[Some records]

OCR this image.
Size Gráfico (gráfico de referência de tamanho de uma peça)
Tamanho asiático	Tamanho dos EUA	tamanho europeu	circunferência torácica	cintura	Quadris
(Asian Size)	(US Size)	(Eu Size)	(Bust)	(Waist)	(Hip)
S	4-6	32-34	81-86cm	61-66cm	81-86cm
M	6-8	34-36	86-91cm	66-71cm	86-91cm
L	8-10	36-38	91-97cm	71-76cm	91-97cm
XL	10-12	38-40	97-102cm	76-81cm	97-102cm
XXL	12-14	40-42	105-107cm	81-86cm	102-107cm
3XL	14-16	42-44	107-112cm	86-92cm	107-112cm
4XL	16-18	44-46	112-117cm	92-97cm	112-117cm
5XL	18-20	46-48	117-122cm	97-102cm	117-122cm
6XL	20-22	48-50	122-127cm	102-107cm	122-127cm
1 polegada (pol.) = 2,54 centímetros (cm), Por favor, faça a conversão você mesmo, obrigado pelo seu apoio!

-- Directive --
Exactly reproduce every line found in the records.

-- Final result --
OCR this image.
Size Gráfico (gráfico de referência de tamanho de uma peça)
Tamanho asiático	Tamanho dos EUA	tamanho europeu	circunferência torácica	cintura	Quadris
(Asian Size)	(US Size)	(Eu Size)	(Bust)	(Waist)	(Hip)
S	4-6	32-34	81-86cm	61-66cm	81-86cm
M	6-8	34-36	86-91cm	66-71cm	86-91cm
L	8-10	36-38	91-97cm	71-76cm	91-97cm
XL	10-12	38-40	97-102cm	76-81cm	97-102cm
XXL	12-14	40-42	105-107cm	81-86cm	102-107cm
3XL	14-16	42-44	107-112cm	86-92cm	107-112cm
4XL	16-18	44-46	112-117cm	92-97cm	112-117cm
5XL	18-20	46-48	117-122cm	97-102cm	117-122cm
6XL	20-22	48-50	122-127cm	102-107cm	122-127cm
1 polegada (pol.) = 2,54 centímetros (cm), Por favor, faça a conversão você mesmo, obrigado pelo seu apoio!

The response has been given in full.